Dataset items
──────

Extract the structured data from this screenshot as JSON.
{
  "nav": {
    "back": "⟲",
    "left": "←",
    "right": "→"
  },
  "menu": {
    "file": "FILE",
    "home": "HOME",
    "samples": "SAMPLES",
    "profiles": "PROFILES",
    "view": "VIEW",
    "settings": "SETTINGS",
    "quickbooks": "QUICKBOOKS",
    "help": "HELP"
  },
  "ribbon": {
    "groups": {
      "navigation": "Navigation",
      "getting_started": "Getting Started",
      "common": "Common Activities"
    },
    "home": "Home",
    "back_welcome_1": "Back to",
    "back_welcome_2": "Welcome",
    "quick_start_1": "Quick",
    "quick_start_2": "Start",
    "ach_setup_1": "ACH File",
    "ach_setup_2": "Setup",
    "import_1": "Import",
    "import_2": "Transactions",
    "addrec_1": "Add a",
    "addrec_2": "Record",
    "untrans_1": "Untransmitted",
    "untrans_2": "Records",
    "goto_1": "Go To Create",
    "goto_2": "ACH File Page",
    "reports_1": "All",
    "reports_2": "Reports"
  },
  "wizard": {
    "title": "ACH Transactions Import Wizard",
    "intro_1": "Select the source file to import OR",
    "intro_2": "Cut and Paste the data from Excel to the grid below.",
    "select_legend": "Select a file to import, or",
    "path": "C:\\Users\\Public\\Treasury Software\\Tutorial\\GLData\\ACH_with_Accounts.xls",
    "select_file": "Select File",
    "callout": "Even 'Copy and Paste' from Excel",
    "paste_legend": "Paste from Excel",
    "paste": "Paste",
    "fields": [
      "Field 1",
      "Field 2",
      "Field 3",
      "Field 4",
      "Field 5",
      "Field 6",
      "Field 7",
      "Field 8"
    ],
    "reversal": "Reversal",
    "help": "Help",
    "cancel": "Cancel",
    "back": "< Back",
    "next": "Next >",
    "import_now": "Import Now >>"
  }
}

──────

Goal of the exercise: Using the entries above, please restate each one word for word.

Written answer:
Extract the structured data from this screenshot as JSON.
{
  "nav": {
    "back": "⟲",
    "left": "←",
    "right": "→"
  },
  "menu": {
    "file": "FILE",
    "home": "HOME",
    "samples": "SAMPLES",
    "profiles": "PROFILES",
    "view": "VIEW",
    "settings": "SETTINGS",
    "quickbooks": "QUICKBOOKS",
    "help": "HELP"
  },
  "ribbon": {
    "groups": {
      "navigation": "Navigation",
      "getting_started": "Getting Started",
      "common": "Common Activities"
    },
    "home": "Home",
    "back_welcome_1": "Back to",
    "back_welcome_2": "Welcome",
    "quick_start_1": "Quick",
    "quick_start_2": "Start",
    "ach_setup_1": "ACH File",
    "ach_setup_2": "Setup",
    "import_1": "Import",
    "import_2": "Transactions",
    "addrec_1": "Add a",
    "addrec_2": "Record",
    "untrans_1": "Untransmitted",
    "untrans_2": "Records",
    "goto_1": "Go To Create",
    "goto_2": "ACH File Page",
    "reports_1": "All",
    "reports_2": "Reports"
  },
  "wizard": {
    "title": "ACH Transactions Import Wizard",
    "intro_1": "Select the source file to import OR",
    "intro_2": "Cut and Paste the data from Excel to the grid below.",
    "select_legend": "Select a file to import, or",
    "path": "C:\\Users\\Public\\Treasury Software\\Tutorial\\GLData\\ACH_with_Accounts.xls",
    "select_file": "Select File",
    "callout": "Even 'Copy and Paste' from Excel",
    "paste_legend": "Paste from Excel",
    "paste": "Paste",
    "fields": [
      "Field 1",
      "Field 2",
      "Field 3",
      "Field 4",
      "Field 5",
      "Field 6",
      "Field 7",
      "Field 8"
    ],
    "reversal": "Reversal",
    "help": "Help",
    "cancel": "Cancel",
    "back": "< Back",
    "next": "Next >",
    "import_now": "Import Now >>"
  }
}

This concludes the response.